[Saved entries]
· · · ·
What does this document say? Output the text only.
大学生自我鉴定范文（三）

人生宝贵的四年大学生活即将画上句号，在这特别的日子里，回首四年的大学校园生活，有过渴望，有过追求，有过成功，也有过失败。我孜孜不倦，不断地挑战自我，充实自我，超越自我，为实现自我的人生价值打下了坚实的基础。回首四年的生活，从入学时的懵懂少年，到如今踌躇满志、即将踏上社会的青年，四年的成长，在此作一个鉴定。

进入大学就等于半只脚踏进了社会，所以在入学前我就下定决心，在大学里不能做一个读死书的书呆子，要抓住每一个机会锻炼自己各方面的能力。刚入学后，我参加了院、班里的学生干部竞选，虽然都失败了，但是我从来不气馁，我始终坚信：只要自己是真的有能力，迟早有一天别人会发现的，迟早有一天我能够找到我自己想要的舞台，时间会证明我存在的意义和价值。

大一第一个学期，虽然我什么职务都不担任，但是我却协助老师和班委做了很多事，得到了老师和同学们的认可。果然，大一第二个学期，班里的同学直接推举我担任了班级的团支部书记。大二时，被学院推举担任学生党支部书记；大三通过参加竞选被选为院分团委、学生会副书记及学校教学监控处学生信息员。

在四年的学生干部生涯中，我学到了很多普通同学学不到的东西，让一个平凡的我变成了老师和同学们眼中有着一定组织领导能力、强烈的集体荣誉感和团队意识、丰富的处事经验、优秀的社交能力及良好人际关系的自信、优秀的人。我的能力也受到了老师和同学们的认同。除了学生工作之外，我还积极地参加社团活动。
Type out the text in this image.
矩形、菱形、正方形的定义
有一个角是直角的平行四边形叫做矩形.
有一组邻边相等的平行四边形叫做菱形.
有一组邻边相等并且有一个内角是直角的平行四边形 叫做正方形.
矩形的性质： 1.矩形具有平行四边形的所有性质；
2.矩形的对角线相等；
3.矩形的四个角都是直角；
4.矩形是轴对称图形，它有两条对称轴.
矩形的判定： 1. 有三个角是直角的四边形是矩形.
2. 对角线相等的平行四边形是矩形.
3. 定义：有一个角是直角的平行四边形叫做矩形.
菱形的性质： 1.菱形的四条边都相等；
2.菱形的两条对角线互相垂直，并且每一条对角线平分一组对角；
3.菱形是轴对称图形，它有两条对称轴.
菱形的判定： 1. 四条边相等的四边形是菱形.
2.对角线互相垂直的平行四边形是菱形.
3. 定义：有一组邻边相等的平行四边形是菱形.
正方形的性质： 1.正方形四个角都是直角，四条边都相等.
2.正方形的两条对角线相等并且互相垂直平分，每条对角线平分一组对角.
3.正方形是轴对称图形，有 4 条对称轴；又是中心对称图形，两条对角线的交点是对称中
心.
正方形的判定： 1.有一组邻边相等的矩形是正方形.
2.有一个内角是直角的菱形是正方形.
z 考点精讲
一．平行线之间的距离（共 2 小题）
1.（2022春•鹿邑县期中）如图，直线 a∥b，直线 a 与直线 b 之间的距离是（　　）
· · · ·
Directive. Reproduce the material above exactly; please quote every line of it.

Correct answer.
What does this document say? Output the text only.
大学生自我鉴定范文（三）

人生宝贵的四年大学生活即将画上句号，在这特别的日子里，回首四年的大学校园生活，有过渴望，有过追求，有过成功，也有过失败。我孜孜不倦，不断地挑战自我，充实自我，超越自我，为实现自我的人生价值打下了坚实的基础。回首四年的生活，从入学时的懵懂少年，到如今踌躇满志、即将踏上社会的青年，四年的成长，在此作一个鉴定。

进入大学就等于半只脚踏进了社会，所以在入学前我就下定决心，在大学里不能做一个读死书的书呆子，要抓住每一个机会锻炼自己各方面的能力。刚入学后，我参加了院、班里的学生干部竞选，虽然都失败了，但是我从来不气馁，我始终坚信：只要自己是真的有能力，迟早有一天别人会发现的，迟早有一天我能够找到我自己想要的舞台，时间会证明我存在的意义和价值。

大一第一个学期，虽然我什么职务都不担任，但是我却协助老师和班委做了很多事，得到了老师和同学们的认可。果然，大一第二个学期，班里的同学直接推举我担任了班级的团支部书记。大二时，被学院推举担任学生党支部书记；大三通过参加竞选被选为院分团委、学生会副书记及学校教学监控处学生信息员。

在四年的学生干部生涯中，我学到了很多普通同学学不到的东西，让一个平凡的我变成了老师和同学们眼中有着一定组织领导能力、强烈的集体荣誉感和团队意识、丰富的处事经验、优秀的社交能力及良好人际关系的自信、优秀的人。我的能力也受到了老师和同学们的认同。除了学生工作之外，我还积极地参加社团活动。
Type out the text in this image.
矩形、菱形、正方形的定义
有一个角是直角的平行四边形叫做矩形.
有一组邻边相等的平行四边形叫做菱形.
有一组邻边相等并且有一个内角是直角的平行四边形 叫做正方形.
矩形的性质： 1.矩形具有平行四边形的所有性质；
2.矩形的对角线相等；
3.矩形的四个角都是直角；
4.矩形是轴对称图形，它有两条对称轴.
矩形的判定： 1. 有三个角是直角的四边形是矩形.
2. 对角线相等的平行四边形是矩形.
3. 定义：有一个角是直角的平行四边形叫做矩形.
菱形的性质： 1.菱形的四条边都相等；
2.菱形的两条对角线互相垂直，并且每一条对角线平分一组对角；
3.菱形是轴对称图形，它有两条对称轴.
菱形的判定： 1. 四条边相等的四边形是菱形.
2.对角线互相垂直的平行四边形是菱形.
3. 定义：有一组邻边相等的平行四边形是菱形.
正方形的性质： 1.正方形四个角都是直角，四条边都相等.
2.正方形的两条对角线相等并且互相垂直平分，每条对角线平分一组对角.
3.正方形是轴对称图形，有 4 条对称轴；又是中心对称图形，两条对角线的交点是对称中
心.
正方形的判定： 1.有一组邻边相等的矩形是正方形.
2.有一个内角是直角的菱形是正方形.
z 考点精讲
一．平行线之间的距离（共 2 小题）
1.（2022春•鹿邑县期中）如图，直线 a∥b，直线 a 与直线 b 之间的距离是（　　）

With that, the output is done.